▶ _Compiti richiesti_:
1 - Rispondi alle seguenti domande sull'estratto sulla miniserie.
(a) Quale attrice interpreta Amy?
(b) In quale anno il romanzo da cui è tratta la serie ha vinto il Booker Prize?
(c) Quanti episodi compongono la miniserie?
2 - Prosegui l'estratto sulla miniserie, riprendendo dopo la sua ultima frase.

▶ _Estratto della fonte_:
In mezzo tra questi due Dorrigo, c’è quello ancora giovane e bello che deve partire per la Seconda guerra mondiale. Giusto prima di essere catturato dai giapponesi, e venire affamato in un campo in mezzo alla giungla thailandese, Dorrigo si innamora di Amy: sua coetanea ma anche moglie di uno zio più grande, interpretata dall’intensissima Odessa Young. Nelle lunghe giornate passate insieme alla zia acquisita, nasce un amore, se non propriamente incestuoso, quanto meno adultero in entrambi i sensi (Dorrigo si è sposato poco prima di prepararsi per la guerra). Preso tra il ghiaccio di Ella e il fuoco di Amy, tra la speranza di una vita ancora nel pieno del proprio fiorire e la disperazione di una prigionia disumana, Dorrigo va in frantumi.
‘The narrow road to deep north’ non è una serie leggera. Il romanzo omonimo da cui è tratta, scritto da Richard Flanagan e vincitore del Booker Prize nel 2014, è ispirato ad alcuni ricordi di prigionia del padre e alla figura di un soldato australiano realmente esistito, Edward Dunlop, morto durante la costruzione della Burma Death Railroad: una ferrovia che sarebbe servita ai giapponesi per invadere l’India (la strada stretta verso il profondo Nord del titolo), costruita appunto da prigionieri di guerra, di cui un terzo è morto per le condizioni di vita e di lavoro in quel campo. Nella finzione del libro e della serie, Dorrigo sopravvive ai suoi commilitoni ma non riesce a dimenticare quello che ha visto, neanche da anziano, così come non riesce a dimenticare il vero amore della sua vita, Amy, pur avendo vissuto molti anni vicino a Ella. I tre piani narrativi corrispondono a tre modalità dell’esistenza umana: l’amore, la guerra, la memoria; e si intrecciano in continui crescendo emotivi che fanno di ‘The narrow road to deep north’ una miniserie (cinque episodi, scritti da Shaun Grant e diretti da Justin Kurzer, con le musiche del fratello Jed Kruzer) in grado di spezzarvi il cuore e al tempo stesso farvi orrore.

▶ _Materiale fornito_:
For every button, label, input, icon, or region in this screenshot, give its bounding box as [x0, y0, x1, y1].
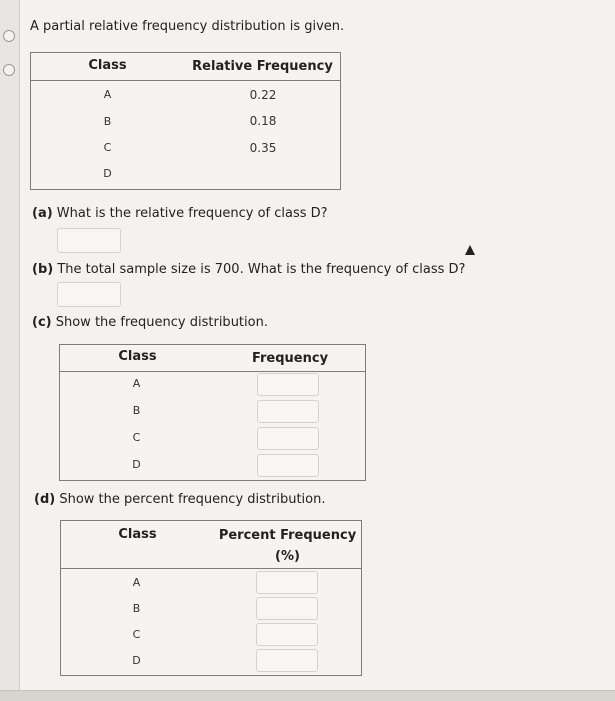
table3-class-a: A [132, 576, 141, 589]
table2-class-a: A [132, 377, 141, 390]
bottom-bar [0, 690, 615, 701]
table3-class-c: C [132, 628, 141, 641]
table-header-divider [31, 80, 340, 81]
part-a-text: What is the relative frequency of class D? [56, 206, 328, 221]
table3-header-percent-unit: (%) [275, 549, 300, 564]
part-b-text: The total sample size is 700. What is the frequency of class D? [57, 262, 466, 277]
table3-header-class: Class [118, 527, 157, 542]
table1-header-class: Class [88, 58, 127, 73]
part-a-answer-input[interactable] [57, 228, 121, 253]
radio-icon[interactable] [3, 64, 15, 76]
part-b-answer-input[interactable] [57, 282, 121, 307]
table3-class-d: D [132, 654, 141, 667]
percent-input-c[interactable] [256, 623, 318, 646]
part-c-text: Show the frequency distribution. [55, 315, 268, 330]
table3-header-percent-frequency: Percent Frequency [218, 528, 357, 543]
part-b-label: (b) [32, 262, 54, 277]
table3-class-b: B [132, 602, 141, 615]
table2-class-b: B [132, 404, 141, 417]
frequency-input-c[interactable] [257, 427, 319, 450]
table1-value-c: 0.35 [249, 141, 277, 155]
table1-class-c: C [103, 141, 112, 154]
part-c-label: (c) [32, 315, 52, 330]
table1-class-a: A [103, 88, 112, 101]
frequency-input-d[interactable] [257, 454, 319, 477]
part-c-question [32, 315, 268, 330]
part-d-question [34, 492, 326, 507]
part-b-question [32, 262, 465, 277]
table1-header-relative-frequency: Relative Frequency [192, 59, 333, 74]
table2-header-frequency: Frequency [251, 351, 329, 366]
part-d-label: (d) [34, 492, 56, 507]
table2-class-d: D [132, 458, 141, 471]
part-a-label: (a) [32, 206, 53, 221]
percent-input-d[interactable] [256, 649, 318, 672]
frequency-input-a[interactable] [257, 373, 319, 396]
radio-icon[interactable] [3, 30, 15, 42]
left-sidebar [0, 0, 20, 700]
table1-class-b: B [103, 115, 112, 128]
frequency-input-b[interactable] [257, 400, 319, 423]
percent-input-b[interactable] [256, 597, 318, 620]
table-header-divider [61, 568, 361, 569]
table-header-divider [60, 371, 365, 372]
percent-input-a[interactable] [256, 571, 318, 594]
intro-text: A partial relative frequency distribution is given. [30, 19, 345, 34]
table1-value-a: 0.22 [249, 88, 277, 102]
part-d-text: Show the percent frequency distribution. [59, 492, 326, 507]
mouse-cursor-icon [465, 245, 475, 255]
table1-value-b: 0.18 [249, 114, 277, 128]
table2-class-c: C [132, 431, 141, 444]
table2-header-class: Class [118, 349, 157, 364]
part-a-question [32, 206, 328, 221]
table1-class-d: D [103, 167, 112, 180]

▶ _Risposte_:
1 -
(a) Odessa Young.
(b) Nel 2014.
(c) Cinque episodi.

2 -
Prendiamo due scene che, da sole, varrebbero la visione della serie – anche se fossero scene di due serie diverse –. Dorrigo incontra Amy in una libreria, durante un reading di poesia un po’ amatoriale. Si ritrovano sopra a spulciare gli scaffali e si mostrano le loro poesie preferite. Amy prende un’antologia di Saffo e gli mette davanti il frammento: “Tu mi bruci”. Sarà che viviamo tempi in cui a malapena le persone si seducono con emoticon su Whatsapp, ma vedere una storia d’amore sbocciare attraverso tre parole scritte secoli prima, solitarie al centro di una pagina bianca, mi ha mozzato il fiato.
Poche puntate dopo, invece, arriva una scena degna di ‘Game of Thrones’: quella della morte di un soldato, ferito a un piede, malnutrito e malato, percosso allo sfinimento come punizione per l’assenza di due suoi compagni da un turno di lavoro in cui lui era responsabile. Iniziano a picchiarlo davanti a tutti e continuano anche quando ormai non c’è più nessuno a guardare, quando è scesa la notte ed è iniziato a piovere. Anche qui: sarà che viviamo tempi in cui sta crollando l’utopia dei diritti universali, in cui ci sono esseri umani considerati meno umani perché diversi, perché “nemici”, ma a me è mancato il respiro finché la scena non è finita.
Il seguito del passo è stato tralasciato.